## Task requirements
Return the lines of the records from the first line through the line containing "property-value-before-caret: rgb(0 bbox=[196, 555, 250, 579]", copied verbatim.

## Task data
+++

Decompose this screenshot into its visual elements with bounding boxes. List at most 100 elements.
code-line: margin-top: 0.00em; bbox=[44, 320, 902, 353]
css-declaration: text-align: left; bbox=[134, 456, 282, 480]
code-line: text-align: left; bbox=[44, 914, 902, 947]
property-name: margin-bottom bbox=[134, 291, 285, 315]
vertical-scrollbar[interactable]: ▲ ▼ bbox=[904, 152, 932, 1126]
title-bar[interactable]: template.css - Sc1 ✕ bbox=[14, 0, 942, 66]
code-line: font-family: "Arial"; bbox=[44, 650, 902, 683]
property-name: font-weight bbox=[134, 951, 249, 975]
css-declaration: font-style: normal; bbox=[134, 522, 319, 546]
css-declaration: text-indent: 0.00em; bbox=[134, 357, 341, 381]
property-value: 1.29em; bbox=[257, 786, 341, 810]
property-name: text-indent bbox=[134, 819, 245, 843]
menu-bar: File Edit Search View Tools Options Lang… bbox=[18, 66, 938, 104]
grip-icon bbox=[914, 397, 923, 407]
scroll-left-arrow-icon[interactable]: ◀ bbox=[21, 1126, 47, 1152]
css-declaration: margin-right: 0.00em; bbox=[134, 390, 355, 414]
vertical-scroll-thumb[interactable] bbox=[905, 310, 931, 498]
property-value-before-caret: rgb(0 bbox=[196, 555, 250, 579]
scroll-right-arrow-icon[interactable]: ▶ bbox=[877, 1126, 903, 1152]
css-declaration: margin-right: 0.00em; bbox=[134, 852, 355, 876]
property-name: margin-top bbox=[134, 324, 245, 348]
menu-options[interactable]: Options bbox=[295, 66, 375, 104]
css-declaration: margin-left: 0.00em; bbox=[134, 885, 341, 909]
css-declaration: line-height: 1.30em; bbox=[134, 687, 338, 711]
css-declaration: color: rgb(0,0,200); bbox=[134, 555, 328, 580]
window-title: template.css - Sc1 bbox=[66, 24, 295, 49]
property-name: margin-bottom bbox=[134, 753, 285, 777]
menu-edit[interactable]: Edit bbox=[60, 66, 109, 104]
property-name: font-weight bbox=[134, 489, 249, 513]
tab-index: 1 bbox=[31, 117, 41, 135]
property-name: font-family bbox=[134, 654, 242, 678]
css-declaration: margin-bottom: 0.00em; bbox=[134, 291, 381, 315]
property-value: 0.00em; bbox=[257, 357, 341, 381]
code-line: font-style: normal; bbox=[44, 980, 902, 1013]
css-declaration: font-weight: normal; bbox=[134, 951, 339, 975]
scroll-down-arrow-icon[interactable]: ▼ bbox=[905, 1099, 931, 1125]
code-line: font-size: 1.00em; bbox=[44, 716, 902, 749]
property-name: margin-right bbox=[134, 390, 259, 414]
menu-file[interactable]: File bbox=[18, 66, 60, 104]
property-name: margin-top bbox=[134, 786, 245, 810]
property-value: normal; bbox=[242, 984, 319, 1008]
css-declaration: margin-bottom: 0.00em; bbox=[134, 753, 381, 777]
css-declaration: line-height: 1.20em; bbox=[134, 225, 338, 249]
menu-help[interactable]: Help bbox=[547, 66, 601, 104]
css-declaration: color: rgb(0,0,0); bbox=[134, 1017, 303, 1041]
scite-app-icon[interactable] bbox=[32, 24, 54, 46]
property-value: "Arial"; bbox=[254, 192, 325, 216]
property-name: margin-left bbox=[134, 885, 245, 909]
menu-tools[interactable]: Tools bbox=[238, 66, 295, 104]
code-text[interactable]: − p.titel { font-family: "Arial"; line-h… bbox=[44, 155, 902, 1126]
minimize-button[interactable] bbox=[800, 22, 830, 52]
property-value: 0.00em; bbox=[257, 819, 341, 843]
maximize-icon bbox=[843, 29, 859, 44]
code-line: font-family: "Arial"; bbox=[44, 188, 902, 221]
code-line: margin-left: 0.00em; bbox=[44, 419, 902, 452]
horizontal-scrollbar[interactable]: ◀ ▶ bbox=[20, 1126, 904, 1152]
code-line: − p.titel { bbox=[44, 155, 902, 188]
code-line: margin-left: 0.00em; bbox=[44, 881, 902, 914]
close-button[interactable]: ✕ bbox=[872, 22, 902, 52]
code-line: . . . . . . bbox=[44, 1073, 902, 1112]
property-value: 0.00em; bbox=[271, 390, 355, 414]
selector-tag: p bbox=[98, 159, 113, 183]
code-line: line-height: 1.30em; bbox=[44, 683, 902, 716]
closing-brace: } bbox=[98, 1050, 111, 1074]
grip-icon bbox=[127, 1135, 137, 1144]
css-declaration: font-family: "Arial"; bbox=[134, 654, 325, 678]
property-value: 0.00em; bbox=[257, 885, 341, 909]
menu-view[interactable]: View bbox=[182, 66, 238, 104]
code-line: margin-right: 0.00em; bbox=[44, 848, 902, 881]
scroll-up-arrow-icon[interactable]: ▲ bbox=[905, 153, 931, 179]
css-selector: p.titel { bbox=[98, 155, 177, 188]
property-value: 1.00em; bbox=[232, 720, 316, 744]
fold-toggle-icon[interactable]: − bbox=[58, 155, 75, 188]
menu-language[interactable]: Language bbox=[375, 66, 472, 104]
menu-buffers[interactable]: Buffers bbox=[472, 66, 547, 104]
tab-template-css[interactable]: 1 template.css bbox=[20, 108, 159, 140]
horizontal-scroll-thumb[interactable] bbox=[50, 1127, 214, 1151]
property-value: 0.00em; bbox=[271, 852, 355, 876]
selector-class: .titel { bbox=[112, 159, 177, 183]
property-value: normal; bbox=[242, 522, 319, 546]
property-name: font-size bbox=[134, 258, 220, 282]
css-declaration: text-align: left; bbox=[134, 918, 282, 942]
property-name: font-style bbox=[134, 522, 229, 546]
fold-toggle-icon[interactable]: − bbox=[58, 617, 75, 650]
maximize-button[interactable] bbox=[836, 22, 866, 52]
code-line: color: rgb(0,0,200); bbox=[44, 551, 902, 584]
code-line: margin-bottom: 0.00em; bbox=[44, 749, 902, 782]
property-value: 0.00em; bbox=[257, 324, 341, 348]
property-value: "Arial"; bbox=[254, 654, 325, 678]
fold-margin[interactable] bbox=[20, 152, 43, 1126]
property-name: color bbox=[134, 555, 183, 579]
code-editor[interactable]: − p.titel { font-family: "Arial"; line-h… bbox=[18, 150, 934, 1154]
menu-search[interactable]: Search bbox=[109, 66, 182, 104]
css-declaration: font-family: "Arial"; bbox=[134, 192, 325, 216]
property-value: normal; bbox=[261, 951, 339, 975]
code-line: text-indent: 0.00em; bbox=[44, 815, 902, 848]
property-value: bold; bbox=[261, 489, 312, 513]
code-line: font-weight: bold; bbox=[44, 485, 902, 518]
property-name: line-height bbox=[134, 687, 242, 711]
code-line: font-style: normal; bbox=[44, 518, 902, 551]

+++

## Correct result
Decompose this screenshot into its visual elements with bounding boxes. List at most 100 elements.
code-line: margin-top: 0.00em; bbox=[44, 320, 902, 353]
css-declaration: text-align: left; bbox=[134, 456, 282, 480]
code-line: text-align: left; bbox=[44, 914, 902, 947]
property-name: margin-bottom bbox=[134, 291, 285, 315]
vertical-scrollbar[interactable]: ▲ ▼ bbox=[904, 152, 932, 1126]
title-bar[interactable]: template.css - Sc1 ✕ bbox=[14, 0, 942, 66]
code-line: font-family: "Arial"; bbox=[44, 650, 902, 683]
property-name: font-weight bbox=[134, 951, 249, 975]
css-declaration: font-style: normal; bbox=[134, 522, 319, 546]
css-declaration: text-indent: 0.00em; bbox=[134, 357, 341, 381]
property-value: 1.29em; bbox=[257, 786, 341, 810]
property-name: text-indent bbox=[134, 819, 245, 843]
menu-bar: File Edit Search View Tools Options Lang… bbox=[18, 66, 938, 104]
grip-icon bbox=[914, 397, 923, 407]
scroll-left-arrow-icon[interactable]: ◀ bbox=[21, 1126, 47, 1152]
css-declaration: margin-right: 0.00em; bbox=[134, 390, 355, 414]
vertical-scroll-thumb[interactable] bbox=[905, 310, 931, 498]
property-value-before-caret: rgb(0 bbox=[196, 555, 250, 579]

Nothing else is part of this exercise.